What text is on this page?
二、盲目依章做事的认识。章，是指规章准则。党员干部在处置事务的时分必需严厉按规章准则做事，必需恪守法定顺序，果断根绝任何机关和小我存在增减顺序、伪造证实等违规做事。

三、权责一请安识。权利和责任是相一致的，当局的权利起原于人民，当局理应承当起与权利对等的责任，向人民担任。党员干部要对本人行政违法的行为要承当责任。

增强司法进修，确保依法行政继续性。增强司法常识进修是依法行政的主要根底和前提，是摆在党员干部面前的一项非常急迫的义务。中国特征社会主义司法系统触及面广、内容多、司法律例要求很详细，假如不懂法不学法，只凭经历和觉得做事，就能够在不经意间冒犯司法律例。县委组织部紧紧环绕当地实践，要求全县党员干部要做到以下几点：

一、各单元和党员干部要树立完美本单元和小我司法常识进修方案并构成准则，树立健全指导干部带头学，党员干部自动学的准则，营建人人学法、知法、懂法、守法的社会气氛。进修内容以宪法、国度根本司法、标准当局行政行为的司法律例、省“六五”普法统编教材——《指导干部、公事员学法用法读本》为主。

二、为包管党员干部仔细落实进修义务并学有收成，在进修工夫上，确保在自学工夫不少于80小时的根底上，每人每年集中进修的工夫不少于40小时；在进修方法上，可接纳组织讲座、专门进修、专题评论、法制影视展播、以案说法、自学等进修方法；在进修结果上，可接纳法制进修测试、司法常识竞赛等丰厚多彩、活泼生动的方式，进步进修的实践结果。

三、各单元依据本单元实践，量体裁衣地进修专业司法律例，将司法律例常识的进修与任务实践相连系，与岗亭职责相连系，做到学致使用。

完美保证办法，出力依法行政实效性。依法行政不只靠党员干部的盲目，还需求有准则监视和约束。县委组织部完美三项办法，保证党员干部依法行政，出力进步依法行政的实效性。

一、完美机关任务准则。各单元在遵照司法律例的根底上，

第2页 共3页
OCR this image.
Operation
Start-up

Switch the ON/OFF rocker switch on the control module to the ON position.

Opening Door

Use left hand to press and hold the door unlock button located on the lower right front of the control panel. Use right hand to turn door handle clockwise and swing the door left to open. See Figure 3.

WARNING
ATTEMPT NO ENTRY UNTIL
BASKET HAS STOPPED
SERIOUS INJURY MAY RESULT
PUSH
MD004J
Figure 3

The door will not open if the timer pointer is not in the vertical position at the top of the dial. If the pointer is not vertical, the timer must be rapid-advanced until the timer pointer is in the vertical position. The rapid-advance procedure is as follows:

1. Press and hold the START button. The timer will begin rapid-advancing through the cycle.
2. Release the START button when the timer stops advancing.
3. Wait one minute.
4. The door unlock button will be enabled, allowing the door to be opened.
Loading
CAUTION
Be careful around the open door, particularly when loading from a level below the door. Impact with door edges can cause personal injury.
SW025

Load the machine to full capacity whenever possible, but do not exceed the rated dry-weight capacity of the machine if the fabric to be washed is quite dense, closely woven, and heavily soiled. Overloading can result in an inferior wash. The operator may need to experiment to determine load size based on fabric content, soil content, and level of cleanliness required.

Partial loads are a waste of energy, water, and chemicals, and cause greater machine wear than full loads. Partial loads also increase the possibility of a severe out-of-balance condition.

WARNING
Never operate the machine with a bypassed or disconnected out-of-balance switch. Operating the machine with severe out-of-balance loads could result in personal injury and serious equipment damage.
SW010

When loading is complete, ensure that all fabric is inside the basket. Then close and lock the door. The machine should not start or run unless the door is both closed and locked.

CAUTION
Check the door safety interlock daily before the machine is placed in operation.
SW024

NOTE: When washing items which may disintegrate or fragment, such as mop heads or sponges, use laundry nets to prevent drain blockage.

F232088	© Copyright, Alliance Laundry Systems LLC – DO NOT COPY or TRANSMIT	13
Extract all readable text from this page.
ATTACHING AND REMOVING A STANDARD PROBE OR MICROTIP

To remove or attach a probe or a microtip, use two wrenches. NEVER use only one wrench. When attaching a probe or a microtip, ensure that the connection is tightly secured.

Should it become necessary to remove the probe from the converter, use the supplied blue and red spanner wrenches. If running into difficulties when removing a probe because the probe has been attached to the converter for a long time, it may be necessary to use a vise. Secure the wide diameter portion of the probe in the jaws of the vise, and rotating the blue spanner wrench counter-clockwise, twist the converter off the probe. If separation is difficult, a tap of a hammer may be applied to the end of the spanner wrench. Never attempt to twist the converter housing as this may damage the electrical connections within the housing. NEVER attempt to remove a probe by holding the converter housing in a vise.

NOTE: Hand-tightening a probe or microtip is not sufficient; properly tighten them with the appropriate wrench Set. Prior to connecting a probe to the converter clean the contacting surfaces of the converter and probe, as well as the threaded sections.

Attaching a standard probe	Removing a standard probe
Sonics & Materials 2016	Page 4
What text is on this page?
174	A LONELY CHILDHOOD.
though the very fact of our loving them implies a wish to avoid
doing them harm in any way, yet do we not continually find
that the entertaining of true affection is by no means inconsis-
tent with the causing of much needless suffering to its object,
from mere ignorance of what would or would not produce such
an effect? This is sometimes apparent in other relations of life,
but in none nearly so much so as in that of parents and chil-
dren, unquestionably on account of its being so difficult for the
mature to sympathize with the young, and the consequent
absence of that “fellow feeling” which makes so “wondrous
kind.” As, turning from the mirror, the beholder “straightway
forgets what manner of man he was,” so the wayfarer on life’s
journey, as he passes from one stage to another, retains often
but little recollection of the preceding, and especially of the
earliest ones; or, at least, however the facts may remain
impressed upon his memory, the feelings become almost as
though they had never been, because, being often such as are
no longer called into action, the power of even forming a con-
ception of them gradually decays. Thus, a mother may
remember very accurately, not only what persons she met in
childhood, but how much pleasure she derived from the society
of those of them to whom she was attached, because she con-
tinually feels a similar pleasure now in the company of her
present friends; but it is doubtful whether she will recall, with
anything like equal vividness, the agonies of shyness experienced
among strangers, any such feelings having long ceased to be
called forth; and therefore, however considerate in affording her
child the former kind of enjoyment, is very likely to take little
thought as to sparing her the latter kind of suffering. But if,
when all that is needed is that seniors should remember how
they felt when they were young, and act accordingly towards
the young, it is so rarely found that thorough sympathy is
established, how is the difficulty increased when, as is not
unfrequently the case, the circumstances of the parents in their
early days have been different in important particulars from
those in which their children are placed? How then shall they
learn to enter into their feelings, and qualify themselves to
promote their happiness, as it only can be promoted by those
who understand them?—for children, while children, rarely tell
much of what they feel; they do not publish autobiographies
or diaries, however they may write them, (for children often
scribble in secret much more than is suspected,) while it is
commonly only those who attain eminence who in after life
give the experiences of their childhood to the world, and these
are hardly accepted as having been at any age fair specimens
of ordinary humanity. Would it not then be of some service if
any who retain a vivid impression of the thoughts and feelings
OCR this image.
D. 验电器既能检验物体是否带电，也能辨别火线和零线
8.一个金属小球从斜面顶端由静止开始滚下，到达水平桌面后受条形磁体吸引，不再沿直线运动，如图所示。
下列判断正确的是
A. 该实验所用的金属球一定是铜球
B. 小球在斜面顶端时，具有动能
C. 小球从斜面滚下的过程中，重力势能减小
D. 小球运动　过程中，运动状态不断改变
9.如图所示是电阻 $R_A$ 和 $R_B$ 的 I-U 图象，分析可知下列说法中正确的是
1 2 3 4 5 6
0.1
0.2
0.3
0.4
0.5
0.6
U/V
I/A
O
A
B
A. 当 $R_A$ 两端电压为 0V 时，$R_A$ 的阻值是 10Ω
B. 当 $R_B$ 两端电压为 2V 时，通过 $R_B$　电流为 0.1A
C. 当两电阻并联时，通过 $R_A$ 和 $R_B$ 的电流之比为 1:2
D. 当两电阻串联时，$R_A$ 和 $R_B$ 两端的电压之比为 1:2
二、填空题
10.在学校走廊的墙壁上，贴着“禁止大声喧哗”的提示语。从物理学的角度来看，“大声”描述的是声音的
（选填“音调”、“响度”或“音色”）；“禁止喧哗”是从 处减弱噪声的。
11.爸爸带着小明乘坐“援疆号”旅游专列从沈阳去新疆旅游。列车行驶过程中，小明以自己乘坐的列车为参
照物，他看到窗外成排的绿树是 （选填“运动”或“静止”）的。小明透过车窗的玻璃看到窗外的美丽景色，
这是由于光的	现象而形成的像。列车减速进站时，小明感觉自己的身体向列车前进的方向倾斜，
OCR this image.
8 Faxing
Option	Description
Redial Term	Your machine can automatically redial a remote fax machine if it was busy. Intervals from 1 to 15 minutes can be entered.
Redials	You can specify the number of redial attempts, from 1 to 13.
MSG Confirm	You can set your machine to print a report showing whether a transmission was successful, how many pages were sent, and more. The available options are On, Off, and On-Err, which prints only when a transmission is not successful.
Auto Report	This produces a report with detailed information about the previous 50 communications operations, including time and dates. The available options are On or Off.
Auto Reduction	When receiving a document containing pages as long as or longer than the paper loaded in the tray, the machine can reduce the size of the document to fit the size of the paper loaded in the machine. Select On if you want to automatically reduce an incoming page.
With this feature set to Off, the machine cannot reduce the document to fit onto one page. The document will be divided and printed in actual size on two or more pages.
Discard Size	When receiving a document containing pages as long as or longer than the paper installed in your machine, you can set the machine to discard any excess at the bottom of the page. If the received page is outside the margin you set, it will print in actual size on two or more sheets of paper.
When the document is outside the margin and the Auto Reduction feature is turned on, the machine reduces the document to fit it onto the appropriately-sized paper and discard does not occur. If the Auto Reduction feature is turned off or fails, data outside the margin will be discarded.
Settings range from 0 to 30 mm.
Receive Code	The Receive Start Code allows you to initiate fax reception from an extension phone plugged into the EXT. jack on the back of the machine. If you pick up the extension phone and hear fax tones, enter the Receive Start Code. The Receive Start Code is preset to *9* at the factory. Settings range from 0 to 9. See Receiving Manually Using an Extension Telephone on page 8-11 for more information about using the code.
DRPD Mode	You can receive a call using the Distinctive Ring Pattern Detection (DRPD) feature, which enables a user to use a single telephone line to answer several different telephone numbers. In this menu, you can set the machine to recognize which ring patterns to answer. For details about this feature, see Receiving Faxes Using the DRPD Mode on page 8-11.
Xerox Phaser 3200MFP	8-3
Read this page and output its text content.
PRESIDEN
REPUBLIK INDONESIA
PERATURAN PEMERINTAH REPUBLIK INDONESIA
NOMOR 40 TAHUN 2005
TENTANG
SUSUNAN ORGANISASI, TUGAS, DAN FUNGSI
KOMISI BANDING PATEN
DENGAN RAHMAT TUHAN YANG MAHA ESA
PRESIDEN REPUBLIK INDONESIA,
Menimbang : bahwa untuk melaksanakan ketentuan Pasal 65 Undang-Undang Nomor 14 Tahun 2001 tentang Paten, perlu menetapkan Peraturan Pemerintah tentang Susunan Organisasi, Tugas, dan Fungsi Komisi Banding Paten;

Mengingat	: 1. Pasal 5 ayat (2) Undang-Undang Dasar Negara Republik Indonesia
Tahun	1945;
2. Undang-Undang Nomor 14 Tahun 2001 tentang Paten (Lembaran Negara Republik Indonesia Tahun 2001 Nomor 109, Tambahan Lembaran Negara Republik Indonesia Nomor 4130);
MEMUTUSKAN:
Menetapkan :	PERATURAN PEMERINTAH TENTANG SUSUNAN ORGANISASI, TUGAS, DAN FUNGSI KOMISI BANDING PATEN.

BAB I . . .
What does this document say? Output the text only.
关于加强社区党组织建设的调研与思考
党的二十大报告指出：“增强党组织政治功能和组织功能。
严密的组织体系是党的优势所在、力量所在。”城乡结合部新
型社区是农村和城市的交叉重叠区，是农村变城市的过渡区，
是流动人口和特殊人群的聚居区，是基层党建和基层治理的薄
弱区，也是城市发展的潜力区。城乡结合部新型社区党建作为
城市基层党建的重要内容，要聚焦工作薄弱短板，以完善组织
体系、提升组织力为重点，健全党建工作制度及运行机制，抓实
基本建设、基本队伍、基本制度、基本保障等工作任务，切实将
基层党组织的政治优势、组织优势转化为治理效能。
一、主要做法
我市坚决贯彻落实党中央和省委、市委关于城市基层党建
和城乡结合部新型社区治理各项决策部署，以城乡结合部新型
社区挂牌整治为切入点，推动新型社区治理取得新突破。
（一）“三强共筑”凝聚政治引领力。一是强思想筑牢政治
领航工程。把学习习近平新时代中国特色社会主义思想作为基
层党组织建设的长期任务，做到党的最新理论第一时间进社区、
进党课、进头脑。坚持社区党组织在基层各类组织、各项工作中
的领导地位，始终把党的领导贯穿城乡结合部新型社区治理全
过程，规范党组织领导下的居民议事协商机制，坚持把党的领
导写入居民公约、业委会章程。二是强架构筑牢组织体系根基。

· · ·

Give back the lines of the listing from the one with "What does this" through the end, both included, exactly as written and with nothing added.

- _Solution below_:
What does this document say? Output the text only.
关于加强社区党组织建设的调研与思考
党的二十大报告指出：“增强党组织政治功能和组织功能。
严密的组织体系是党的优势所在、力量所在。”城乡结合部新
型社区是农村和城市的交叉重叠区，是农村变城市的过渡区，
是流动人口和特殊人群的聚居区，是基层党建和基层治理的薄
弱区，也是城市发展的潜力区。城乡结合部新型社区党建作为
城市基层党建的重要内容，要聚焦工作薄弱短板，以完善组织
体系、提升组织力为重点，健全党建工作制度及运行机制，抓实
基本建设、基本队伍、基本制度、基本保障等工作任务，切实将
基层党组织的政治优势、组织优势转化为治理效能。
一、主要做法
我市坚决贯彻落实党中央和省委、市委关于城市基层党建
和城乡结合部新型社区治理各项决策部署，以城乡结合部新型
社区挂牌整治为切入点，推动新型社区治理取得新突破。
（一）“三强共筑”凝聚政治引领力。一是强思想筑牢政治
领航工程。把学习习近平新时代中国特色社会主义思想作为基
层党组织建设的长期任务，做到党的最新理论第一时间进社区、
进党课、进头脑。坚持社区党组织在基层各类组织、各项工作中
的领导地位，始终把党的领导贯穿城乡结合部新型社区治理全
过程，规范党组织领导下的居民议事协商机制，坚持把党的领
导写入居民公约、业委会章程。二是强架构筑牢组织体系根基。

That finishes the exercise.